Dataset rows
□ □ □ □
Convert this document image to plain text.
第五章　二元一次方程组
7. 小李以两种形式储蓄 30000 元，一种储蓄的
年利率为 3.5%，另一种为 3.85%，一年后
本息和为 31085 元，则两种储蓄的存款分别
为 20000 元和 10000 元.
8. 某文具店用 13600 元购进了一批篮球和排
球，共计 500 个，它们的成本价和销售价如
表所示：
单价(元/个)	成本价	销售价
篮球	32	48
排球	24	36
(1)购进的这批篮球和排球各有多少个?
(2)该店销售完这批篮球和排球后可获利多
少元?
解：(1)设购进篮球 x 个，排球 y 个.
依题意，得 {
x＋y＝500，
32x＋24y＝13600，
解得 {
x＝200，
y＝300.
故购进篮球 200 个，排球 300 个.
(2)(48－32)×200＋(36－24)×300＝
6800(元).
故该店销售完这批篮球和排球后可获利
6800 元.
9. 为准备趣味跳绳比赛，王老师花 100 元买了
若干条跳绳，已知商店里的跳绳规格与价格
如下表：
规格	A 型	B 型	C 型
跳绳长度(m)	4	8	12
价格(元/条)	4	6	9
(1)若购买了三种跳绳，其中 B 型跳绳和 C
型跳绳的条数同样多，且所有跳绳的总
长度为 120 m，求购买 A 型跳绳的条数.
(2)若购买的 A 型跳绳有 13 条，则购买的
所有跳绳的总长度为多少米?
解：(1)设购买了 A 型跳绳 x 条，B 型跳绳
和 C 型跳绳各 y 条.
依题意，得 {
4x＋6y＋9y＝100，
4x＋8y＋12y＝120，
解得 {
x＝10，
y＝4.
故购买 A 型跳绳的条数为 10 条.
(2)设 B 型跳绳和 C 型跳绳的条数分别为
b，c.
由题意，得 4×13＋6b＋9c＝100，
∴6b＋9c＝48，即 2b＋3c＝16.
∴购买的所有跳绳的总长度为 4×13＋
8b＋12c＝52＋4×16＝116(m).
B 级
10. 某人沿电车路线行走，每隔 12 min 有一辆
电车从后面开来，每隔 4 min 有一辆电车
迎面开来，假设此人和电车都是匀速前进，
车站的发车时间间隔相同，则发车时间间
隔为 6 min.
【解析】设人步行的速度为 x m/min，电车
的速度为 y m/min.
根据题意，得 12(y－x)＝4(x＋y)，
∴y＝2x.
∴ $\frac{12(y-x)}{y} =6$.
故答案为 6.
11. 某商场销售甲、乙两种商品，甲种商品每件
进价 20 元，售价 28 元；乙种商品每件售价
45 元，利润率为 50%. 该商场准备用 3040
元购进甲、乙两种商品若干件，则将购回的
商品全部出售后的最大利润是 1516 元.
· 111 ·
□ □ □ □
[Your task]
From the entries above, select each line containing the string "型跳绳和".

[Solution to the exercise]
(1)若购买了三种跳绳，其中 B 型跳绳和 C
(2)设 B 型跳绳和 C 型跳绳的条数分别为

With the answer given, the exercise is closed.